§ **Task to complete**
Work out how many lines in the listing below include the word "Scroll". Give nothing but the number.

━━━ Data rows

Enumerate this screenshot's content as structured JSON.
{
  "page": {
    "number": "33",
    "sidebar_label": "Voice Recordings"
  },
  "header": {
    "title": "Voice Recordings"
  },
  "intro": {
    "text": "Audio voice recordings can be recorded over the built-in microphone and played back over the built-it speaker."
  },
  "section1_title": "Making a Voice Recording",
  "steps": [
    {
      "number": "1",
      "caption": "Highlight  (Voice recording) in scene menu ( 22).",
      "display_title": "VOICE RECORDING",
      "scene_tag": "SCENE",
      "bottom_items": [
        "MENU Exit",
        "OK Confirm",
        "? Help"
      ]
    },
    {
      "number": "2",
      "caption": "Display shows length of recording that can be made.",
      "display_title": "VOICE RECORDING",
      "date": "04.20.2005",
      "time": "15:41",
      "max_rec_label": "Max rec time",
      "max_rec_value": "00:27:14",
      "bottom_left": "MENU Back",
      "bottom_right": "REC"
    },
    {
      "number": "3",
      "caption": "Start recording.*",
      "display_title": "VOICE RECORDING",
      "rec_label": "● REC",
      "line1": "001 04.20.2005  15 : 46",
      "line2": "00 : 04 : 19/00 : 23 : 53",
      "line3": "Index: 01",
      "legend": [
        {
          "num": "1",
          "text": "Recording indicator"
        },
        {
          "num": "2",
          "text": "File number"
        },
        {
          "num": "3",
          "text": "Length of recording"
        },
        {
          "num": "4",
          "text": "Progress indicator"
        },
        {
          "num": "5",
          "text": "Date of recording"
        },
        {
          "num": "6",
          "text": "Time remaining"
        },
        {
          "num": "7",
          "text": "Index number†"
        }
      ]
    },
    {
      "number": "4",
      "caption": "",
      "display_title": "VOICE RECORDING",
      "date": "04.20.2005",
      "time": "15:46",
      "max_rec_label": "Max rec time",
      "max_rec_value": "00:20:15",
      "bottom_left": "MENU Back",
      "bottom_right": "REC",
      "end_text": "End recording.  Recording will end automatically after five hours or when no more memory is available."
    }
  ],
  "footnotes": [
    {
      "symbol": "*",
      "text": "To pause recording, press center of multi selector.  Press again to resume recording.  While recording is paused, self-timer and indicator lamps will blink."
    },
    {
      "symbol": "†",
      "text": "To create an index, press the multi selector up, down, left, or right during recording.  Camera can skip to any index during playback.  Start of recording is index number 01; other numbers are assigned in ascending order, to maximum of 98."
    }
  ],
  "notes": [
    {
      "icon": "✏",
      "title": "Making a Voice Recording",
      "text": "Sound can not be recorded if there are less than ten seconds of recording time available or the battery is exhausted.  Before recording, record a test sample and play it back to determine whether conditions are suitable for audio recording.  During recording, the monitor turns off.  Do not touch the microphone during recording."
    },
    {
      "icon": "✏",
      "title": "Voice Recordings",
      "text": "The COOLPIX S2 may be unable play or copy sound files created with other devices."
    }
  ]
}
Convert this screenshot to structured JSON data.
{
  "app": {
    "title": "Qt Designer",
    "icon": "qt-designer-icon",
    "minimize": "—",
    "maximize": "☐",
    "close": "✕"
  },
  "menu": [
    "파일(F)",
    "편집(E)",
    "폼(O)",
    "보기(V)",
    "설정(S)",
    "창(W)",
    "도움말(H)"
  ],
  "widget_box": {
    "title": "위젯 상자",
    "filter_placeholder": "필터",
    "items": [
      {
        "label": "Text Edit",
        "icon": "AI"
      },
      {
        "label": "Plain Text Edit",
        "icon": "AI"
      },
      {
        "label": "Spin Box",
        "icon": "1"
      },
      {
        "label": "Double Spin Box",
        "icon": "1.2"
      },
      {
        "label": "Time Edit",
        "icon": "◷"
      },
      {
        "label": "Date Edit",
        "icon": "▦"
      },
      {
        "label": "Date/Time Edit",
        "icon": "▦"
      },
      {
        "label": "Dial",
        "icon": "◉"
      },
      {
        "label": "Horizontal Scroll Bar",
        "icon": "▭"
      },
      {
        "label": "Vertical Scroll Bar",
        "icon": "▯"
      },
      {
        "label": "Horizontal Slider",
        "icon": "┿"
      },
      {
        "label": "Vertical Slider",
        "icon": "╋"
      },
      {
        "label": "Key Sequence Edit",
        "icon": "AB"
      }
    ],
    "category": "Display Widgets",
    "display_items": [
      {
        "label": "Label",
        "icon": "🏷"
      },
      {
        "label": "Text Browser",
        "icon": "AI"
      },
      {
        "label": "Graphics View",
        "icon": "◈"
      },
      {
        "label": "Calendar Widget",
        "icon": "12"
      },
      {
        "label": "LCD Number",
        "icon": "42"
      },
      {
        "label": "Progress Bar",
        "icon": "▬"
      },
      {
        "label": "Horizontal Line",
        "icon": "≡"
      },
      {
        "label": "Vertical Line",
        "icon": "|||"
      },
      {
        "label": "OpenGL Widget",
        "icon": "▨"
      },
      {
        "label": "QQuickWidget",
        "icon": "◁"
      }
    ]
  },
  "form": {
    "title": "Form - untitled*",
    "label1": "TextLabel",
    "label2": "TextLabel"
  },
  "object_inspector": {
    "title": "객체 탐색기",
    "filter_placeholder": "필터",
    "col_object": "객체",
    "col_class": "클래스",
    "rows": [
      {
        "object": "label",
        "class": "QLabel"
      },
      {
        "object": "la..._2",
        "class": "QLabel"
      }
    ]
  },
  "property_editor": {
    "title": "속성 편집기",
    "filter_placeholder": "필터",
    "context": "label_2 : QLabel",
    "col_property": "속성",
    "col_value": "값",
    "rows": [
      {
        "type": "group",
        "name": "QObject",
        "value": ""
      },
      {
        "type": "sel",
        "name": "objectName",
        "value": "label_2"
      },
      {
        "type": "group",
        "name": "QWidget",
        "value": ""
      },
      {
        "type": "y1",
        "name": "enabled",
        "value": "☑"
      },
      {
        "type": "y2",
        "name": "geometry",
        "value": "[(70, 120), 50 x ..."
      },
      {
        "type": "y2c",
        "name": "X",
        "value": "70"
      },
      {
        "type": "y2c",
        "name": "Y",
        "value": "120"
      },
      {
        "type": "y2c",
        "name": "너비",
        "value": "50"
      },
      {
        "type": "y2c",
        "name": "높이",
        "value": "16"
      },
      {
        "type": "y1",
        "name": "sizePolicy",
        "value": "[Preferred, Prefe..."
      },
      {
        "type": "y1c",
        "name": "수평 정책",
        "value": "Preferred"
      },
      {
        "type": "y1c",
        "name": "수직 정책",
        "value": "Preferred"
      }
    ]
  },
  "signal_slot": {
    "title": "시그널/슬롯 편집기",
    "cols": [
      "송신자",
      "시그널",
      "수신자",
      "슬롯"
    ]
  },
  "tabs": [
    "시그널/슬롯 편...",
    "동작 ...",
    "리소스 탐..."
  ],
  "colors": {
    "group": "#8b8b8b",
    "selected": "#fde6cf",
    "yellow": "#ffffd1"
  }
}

━━━━━━

§ **Solution for this problem**
2